INPUT RECORDS start

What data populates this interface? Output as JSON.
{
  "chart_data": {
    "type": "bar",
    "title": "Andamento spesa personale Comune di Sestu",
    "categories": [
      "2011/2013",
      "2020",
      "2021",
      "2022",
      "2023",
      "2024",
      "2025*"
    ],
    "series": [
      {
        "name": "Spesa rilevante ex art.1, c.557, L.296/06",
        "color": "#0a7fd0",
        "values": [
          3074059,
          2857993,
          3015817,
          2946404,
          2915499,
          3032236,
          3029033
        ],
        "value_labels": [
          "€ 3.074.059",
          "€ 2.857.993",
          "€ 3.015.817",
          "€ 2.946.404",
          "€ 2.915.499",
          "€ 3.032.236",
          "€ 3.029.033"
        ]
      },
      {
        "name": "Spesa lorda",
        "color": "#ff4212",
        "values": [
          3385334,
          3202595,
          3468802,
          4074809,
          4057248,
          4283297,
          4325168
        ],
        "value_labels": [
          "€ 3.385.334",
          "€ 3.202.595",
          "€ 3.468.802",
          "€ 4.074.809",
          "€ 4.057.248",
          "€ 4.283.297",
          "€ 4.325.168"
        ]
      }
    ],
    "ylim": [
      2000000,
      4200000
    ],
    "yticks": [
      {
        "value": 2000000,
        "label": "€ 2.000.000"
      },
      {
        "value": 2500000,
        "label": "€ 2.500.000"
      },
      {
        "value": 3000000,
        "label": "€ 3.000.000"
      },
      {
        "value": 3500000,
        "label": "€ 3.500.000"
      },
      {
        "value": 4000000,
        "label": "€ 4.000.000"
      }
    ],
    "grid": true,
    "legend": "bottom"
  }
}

INPUT RECORDS end

Without leaving anything out, give the entries again exactly.

What data populates this interface? Output as JSON.
{
  "chart_data": {
    "type": "bar",
    "title": "Andamento spesa personale Comune di Sestu",
    "categories": [
      "2011/2013",
      "2020",
      "2021",
      "2022",
      "2023",
      "2024",
      "2025*"
    ],
    "series": [
      {
        "name": "Spesa rilevante ex art.1, c.557, L.296/06",
        "color": "#0a7fd0",
        "values": [
          3074059,
          2857993,
          3015817,
          2946404,
          2915499,
          3032236,
          3029033
        ],
        "value_labels": [
          "€ 3.074.059",
          "€ 2.857.993",
          "€ 3.015.817",
          "€ 2.946.404",
          "€ 2.915.499",
          "€ 3.032.236",
          "€ 3.029.033"
        ]
      },
      {
        "name": "Spesa lorda",
        "color": "#ff4212",
        "values": [
          3385334,
          3202595,
          3468802,
          4074809,
          4057248,
          4283297,
          4325168
        ],
        "value_labels": [
          "€ 3.385.334",
          "€ 3.202.595",
          "€ 3.468.802",
          "€ 4.074.809",
          "€ 4.057.248",
          "€ 4.283.297",
          "€ 4.325.168"
        ]
      }
    ],
    "ylim": [
      2000000,
      4200000
    ],
    "yticks": [
      {
        "value": 2000000,
        "label": "€ 2.000.000"
      },
      {
        "value": 2500000,
        "label": "€ 2.500.000"
      },
      {
        "value": 3000000,
        "label": "€ 3.000.000"
      },
      {
        "value": 3500000,
        "label": "€ 3.500.000"
      },
      {
        "value": 4000000,
        "label": "€ 4.000.000"
      }
    ],
    "grid": true,
    "legend": "bottom"
  }
}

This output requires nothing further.